* **STATED TASK**: Every line that holds "this" should be shown.

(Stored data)
++++++++++

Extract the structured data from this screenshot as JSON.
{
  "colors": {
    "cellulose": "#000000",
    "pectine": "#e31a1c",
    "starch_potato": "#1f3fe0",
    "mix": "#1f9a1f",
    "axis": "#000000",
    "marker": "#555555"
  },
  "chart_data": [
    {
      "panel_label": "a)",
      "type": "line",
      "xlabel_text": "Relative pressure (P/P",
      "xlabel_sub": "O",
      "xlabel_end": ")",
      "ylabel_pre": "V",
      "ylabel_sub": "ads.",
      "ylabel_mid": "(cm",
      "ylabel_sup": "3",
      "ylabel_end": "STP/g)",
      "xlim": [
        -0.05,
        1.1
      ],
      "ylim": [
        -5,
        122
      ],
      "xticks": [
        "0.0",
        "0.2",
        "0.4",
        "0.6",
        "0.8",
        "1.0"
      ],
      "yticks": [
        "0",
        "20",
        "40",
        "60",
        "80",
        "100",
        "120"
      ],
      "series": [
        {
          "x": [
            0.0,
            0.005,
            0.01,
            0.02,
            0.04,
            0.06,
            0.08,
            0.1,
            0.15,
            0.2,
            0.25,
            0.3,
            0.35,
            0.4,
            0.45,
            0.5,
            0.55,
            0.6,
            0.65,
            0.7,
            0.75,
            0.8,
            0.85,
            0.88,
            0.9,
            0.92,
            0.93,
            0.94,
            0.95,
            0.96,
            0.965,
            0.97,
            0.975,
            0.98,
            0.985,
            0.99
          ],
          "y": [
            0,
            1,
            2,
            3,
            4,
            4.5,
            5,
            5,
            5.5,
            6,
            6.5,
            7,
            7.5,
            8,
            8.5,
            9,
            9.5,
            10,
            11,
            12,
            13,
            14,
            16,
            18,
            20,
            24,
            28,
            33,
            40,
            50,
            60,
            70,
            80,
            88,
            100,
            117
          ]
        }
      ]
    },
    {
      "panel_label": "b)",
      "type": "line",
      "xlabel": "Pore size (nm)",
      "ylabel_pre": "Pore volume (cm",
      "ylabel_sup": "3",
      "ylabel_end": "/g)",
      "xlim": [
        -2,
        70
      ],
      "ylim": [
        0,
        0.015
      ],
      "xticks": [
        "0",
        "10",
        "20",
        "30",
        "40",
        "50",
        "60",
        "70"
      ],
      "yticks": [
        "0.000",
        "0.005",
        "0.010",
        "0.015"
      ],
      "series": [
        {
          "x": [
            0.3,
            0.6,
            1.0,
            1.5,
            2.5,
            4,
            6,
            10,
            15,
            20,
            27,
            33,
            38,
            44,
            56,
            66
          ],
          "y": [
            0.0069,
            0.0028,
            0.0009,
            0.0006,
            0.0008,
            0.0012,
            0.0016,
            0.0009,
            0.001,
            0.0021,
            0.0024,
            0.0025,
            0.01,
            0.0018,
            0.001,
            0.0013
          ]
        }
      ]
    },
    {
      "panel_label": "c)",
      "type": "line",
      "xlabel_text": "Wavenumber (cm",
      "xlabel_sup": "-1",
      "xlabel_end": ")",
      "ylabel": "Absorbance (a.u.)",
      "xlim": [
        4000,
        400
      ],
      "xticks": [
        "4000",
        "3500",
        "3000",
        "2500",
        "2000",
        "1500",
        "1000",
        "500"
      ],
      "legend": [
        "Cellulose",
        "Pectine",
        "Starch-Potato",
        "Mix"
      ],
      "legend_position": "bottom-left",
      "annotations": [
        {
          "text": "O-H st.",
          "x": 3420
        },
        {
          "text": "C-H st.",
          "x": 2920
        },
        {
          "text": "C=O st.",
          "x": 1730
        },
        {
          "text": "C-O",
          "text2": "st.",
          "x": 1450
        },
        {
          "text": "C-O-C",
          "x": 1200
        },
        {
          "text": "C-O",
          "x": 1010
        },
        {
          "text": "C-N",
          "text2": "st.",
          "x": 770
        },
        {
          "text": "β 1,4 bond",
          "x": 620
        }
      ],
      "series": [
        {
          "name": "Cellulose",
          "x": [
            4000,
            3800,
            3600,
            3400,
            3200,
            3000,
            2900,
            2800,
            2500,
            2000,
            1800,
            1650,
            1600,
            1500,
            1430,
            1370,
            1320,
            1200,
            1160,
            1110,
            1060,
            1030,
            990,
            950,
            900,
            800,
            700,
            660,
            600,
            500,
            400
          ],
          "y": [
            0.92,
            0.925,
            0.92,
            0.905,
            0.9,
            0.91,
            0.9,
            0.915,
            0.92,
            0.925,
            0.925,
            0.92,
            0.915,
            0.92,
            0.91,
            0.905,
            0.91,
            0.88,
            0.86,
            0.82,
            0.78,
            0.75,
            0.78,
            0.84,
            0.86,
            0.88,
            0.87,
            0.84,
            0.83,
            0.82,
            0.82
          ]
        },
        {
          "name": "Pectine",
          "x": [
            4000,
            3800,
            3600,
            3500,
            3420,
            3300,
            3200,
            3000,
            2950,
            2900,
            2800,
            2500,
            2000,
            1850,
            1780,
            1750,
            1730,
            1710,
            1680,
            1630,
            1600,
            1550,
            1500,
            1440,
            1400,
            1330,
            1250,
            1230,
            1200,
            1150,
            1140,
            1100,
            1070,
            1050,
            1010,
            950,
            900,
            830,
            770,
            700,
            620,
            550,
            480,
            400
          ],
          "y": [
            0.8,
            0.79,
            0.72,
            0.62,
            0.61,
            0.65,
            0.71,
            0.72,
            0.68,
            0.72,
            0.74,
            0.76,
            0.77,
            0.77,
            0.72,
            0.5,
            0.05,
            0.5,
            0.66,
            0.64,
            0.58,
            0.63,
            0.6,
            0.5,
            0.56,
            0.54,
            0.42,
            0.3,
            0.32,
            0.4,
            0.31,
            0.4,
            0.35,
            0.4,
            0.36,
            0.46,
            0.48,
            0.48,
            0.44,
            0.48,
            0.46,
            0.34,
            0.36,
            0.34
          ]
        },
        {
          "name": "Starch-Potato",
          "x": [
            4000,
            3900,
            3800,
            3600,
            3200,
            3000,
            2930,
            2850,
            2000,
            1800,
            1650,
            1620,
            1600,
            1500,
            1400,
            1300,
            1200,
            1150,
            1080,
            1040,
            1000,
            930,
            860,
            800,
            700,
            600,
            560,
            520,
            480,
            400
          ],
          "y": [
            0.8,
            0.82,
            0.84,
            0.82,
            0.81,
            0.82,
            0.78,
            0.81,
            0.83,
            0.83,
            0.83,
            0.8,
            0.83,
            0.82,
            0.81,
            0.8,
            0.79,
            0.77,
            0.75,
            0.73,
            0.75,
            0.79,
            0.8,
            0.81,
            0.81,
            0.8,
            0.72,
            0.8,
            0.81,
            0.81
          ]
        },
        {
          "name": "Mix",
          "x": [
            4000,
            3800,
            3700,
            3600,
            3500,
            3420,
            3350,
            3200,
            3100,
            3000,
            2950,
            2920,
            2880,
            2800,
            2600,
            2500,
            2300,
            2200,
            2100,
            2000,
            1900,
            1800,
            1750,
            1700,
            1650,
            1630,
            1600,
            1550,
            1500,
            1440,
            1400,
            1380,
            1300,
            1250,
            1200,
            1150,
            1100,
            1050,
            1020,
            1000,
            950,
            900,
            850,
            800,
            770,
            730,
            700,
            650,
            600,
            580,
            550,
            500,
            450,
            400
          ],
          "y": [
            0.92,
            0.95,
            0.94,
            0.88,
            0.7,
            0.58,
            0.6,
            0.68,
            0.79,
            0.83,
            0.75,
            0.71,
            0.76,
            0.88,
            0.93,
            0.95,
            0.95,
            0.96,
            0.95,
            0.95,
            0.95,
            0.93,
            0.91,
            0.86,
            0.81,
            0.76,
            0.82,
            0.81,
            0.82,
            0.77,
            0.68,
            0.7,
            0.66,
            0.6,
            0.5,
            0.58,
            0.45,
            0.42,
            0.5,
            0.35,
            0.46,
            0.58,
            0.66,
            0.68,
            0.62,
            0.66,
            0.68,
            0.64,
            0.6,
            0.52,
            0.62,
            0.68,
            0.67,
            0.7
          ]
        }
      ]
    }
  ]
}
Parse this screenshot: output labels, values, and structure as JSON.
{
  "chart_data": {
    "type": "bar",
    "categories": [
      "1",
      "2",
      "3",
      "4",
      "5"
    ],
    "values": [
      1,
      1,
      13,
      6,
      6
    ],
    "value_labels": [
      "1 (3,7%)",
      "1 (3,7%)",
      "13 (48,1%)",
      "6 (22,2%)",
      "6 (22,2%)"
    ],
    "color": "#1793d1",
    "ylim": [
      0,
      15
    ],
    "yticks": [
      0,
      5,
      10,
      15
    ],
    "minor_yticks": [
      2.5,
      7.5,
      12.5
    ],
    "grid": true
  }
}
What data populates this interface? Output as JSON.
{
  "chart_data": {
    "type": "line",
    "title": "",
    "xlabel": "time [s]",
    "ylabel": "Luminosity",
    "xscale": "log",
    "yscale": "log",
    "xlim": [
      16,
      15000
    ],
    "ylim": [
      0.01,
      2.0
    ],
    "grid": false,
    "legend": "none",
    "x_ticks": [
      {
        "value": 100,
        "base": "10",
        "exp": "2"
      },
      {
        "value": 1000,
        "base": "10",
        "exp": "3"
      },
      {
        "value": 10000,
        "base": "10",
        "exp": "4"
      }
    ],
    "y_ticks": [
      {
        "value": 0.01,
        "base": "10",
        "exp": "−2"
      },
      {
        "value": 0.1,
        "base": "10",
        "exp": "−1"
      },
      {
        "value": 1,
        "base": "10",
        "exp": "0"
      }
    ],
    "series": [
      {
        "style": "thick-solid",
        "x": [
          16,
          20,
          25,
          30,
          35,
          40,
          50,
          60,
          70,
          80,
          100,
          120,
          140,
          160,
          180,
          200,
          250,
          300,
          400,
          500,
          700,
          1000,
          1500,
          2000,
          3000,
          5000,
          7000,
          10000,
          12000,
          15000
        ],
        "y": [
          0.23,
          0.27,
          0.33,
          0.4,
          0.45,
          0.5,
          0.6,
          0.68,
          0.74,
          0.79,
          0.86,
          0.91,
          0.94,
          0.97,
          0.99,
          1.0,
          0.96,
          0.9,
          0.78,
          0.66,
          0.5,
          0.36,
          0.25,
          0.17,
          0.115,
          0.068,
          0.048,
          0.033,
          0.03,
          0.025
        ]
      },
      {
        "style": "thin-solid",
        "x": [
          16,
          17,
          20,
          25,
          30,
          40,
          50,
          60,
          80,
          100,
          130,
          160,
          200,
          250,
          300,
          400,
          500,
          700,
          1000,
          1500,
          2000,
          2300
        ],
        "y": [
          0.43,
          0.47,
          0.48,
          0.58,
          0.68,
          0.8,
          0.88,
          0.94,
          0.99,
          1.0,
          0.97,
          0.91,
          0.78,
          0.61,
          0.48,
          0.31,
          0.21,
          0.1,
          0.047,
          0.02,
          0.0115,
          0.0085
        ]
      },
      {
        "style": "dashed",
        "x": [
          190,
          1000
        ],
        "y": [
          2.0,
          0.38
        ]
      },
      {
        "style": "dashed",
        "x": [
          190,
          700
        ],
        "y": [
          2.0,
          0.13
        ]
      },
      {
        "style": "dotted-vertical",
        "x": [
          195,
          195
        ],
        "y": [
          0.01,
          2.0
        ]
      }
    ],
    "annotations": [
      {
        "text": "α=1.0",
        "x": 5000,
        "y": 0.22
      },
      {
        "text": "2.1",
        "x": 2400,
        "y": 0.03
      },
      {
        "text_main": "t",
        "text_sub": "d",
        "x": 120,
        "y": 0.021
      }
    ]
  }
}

++++++++++

* **WORKED SOLUTION**:
Extract the structured data from this screenshot as JSON.
Parse this screenshot: output labels, values, and structure as JSON.
What data populates this interface? Output as JSON.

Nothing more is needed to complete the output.